[Raw records]
★ ★ ★ ★

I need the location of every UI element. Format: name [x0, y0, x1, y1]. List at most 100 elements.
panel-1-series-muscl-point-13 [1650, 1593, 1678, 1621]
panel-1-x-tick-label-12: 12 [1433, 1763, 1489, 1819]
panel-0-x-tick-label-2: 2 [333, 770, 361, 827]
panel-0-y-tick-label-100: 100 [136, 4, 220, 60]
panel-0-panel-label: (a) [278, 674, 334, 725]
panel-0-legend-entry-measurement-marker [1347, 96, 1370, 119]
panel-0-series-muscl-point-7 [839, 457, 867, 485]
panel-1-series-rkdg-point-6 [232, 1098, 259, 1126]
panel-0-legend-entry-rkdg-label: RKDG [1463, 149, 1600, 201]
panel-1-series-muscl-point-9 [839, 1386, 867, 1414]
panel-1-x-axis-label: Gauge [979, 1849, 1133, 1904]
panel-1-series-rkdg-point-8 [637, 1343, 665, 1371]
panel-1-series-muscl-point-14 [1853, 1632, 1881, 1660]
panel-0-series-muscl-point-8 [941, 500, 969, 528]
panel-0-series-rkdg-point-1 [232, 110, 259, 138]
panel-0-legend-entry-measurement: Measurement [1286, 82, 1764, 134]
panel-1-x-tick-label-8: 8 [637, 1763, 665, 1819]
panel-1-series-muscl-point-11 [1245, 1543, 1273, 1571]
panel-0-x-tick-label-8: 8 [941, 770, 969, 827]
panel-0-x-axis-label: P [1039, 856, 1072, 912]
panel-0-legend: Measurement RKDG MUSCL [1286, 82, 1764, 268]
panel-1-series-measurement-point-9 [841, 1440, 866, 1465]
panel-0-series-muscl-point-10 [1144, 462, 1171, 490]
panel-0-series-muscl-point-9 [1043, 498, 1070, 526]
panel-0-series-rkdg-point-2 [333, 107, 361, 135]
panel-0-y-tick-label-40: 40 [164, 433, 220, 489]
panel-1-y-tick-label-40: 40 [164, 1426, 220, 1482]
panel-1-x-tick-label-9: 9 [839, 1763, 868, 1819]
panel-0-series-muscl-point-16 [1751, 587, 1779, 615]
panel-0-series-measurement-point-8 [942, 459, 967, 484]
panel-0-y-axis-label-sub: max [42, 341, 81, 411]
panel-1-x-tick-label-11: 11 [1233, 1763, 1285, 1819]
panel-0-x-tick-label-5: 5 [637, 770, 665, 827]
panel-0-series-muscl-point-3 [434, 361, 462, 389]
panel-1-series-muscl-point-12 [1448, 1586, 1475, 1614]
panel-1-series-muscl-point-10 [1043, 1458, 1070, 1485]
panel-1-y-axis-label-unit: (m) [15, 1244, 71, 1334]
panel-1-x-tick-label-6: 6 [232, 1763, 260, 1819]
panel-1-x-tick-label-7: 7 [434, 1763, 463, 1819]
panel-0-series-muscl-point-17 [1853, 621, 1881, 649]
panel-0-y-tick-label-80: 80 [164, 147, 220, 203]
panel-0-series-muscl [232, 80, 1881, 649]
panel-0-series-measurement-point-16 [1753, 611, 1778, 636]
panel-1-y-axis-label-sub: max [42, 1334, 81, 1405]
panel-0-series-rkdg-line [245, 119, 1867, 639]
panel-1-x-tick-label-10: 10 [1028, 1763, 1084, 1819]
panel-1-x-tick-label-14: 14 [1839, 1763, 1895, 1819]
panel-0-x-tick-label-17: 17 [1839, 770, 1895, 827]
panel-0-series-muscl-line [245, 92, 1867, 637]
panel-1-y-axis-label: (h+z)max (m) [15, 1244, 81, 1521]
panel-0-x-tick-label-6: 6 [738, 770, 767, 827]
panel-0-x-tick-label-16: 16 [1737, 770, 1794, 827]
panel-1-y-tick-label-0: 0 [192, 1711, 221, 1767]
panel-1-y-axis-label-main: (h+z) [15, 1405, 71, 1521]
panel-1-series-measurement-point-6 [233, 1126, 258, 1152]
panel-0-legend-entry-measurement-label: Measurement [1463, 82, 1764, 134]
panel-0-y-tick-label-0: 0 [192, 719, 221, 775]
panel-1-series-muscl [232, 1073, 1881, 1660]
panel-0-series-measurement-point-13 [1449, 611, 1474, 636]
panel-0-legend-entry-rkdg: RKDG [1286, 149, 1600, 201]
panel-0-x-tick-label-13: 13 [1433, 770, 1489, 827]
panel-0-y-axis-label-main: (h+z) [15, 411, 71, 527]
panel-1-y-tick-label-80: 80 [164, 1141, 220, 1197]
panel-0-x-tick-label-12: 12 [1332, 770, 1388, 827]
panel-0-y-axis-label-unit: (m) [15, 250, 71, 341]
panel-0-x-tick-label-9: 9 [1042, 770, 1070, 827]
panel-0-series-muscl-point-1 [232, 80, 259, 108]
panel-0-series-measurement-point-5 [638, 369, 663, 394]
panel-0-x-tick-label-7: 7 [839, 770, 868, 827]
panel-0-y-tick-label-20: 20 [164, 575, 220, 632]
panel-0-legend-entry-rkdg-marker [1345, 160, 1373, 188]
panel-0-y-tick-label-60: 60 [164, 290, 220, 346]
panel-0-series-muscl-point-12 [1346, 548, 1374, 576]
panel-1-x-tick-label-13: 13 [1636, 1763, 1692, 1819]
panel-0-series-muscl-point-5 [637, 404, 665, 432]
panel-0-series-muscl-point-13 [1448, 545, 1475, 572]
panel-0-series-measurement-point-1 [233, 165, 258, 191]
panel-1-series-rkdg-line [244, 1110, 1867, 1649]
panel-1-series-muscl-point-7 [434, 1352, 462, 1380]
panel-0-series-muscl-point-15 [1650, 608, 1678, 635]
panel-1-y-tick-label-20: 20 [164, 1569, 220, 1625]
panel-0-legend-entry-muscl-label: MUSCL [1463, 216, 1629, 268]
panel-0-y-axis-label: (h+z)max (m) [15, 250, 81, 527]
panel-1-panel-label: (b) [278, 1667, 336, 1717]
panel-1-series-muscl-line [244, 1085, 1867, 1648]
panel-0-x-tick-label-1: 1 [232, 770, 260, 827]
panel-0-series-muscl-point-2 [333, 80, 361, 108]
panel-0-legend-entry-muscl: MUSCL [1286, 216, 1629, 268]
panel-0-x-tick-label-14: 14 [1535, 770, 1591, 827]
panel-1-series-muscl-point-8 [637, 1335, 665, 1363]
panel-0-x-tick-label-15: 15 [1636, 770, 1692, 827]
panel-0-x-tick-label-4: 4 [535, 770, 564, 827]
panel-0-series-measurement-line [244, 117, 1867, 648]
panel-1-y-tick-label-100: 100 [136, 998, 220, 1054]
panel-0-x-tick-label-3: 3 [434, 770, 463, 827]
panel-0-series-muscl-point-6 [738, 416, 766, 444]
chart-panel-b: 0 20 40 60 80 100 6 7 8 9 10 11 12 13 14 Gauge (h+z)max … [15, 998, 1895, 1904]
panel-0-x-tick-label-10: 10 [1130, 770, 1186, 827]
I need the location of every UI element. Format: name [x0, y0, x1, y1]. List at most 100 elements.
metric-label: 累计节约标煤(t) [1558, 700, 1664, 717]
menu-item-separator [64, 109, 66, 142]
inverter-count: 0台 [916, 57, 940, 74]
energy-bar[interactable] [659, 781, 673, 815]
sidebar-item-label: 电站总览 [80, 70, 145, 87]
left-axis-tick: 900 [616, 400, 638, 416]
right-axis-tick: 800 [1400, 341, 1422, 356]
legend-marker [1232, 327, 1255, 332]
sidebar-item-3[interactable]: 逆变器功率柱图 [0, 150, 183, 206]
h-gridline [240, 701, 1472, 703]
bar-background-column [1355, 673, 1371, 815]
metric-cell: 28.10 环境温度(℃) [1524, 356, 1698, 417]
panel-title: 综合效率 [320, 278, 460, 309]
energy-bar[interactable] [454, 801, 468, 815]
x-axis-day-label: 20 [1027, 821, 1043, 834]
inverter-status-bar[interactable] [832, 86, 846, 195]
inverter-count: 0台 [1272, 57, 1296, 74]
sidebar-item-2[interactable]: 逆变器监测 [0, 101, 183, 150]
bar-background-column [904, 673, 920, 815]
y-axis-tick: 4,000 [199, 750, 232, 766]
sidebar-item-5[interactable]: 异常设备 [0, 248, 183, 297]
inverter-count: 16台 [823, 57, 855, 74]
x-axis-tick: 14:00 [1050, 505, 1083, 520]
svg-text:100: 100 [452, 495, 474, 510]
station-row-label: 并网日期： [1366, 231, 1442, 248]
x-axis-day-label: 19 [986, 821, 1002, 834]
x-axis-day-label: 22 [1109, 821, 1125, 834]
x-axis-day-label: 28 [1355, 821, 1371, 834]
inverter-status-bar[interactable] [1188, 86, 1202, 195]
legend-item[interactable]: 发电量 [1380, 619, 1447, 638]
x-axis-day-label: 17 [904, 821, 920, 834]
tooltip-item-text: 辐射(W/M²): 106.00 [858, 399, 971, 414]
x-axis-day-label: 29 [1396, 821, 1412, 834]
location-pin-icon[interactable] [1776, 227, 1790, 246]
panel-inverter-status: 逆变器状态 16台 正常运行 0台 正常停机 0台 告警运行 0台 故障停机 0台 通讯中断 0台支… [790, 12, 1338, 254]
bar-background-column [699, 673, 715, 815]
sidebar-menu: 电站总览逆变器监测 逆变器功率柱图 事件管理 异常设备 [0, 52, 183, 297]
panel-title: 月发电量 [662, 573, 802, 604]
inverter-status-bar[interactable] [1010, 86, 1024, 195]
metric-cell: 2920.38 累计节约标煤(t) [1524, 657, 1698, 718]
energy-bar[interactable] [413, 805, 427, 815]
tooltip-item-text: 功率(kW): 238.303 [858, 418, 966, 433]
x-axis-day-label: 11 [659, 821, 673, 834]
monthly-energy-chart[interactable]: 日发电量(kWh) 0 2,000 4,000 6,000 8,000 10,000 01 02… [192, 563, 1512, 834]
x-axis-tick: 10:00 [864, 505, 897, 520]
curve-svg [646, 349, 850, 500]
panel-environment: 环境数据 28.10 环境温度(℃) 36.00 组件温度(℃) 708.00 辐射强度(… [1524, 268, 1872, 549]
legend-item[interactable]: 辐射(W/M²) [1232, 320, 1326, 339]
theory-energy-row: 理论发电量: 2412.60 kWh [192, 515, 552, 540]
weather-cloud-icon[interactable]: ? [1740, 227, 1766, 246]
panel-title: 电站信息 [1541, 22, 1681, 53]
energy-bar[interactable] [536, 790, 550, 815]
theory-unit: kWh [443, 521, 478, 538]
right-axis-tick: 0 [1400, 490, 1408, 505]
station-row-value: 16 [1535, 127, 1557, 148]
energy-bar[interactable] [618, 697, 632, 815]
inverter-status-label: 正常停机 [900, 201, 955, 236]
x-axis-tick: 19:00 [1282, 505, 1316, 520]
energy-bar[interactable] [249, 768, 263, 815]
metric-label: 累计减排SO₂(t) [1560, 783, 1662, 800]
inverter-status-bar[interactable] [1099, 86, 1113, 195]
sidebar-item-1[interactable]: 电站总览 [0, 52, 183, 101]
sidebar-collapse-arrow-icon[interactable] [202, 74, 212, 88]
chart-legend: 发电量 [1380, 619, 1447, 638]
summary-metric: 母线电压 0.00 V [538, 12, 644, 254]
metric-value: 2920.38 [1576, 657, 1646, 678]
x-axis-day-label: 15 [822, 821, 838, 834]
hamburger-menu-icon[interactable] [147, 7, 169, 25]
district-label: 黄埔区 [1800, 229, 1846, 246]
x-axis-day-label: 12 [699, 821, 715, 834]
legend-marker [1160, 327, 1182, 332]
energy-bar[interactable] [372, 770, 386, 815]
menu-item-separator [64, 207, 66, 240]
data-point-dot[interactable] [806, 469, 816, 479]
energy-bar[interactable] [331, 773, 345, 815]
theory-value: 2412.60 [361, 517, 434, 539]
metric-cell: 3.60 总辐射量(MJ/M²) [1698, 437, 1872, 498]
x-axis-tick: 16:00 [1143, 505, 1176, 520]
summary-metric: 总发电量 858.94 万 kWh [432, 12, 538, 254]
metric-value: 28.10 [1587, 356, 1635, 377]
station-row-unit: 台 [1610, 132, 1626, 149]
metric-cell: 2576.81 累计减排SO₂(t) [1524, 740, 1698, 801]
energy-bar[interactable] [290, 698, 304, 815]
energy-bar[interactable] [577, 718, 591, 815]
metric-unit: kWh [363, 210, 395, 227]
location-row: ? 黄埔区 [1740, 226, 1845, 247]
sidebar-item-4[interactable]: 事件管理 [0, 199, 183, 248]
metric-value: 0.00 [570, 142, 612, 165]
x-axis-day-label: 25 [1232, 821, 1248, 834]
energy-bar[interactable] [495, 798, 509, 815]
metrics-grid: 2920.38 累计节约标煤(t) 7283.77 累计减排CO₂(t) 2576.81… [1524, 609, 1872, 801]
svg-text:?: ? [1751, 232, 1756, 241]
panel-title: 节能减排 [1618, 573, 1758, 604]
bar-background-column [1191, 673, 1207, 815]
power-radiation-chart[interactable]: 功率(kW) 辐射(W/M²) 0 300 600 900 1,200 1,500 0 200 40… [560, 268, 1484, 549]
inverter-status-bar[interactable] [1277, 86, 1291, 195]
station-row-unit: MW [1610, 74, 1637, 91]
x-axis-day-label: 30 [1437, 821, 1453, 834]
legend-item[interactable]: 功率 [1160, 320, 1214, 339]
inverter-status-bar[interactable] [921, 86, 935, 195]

★ ★ ★ ★

- _Request_: Repeat the lines running from the start of the records through the line containing "panel-0-y-tick-label-100: 100 [136, 4, 220, 60]", both ends included, with "tick-label" swapped for "tick-text" and nothing else changed.

- _Result of this task_:
I need the location of every UI element. Format: name [x0, y0, x1, y1]. List at most 100 elements.
panel-1-series-muscl-point-13 [1650, 1593, 1678, 1621]
panel-1-x-tick-text-12: 12 [1433, 1763, 1489, 1819]
panel-0-x-tick-text-2: 2 [333, 770, 361, 827]
panel-0-y-tick-text-100: 100 [136, 4, 220, 60]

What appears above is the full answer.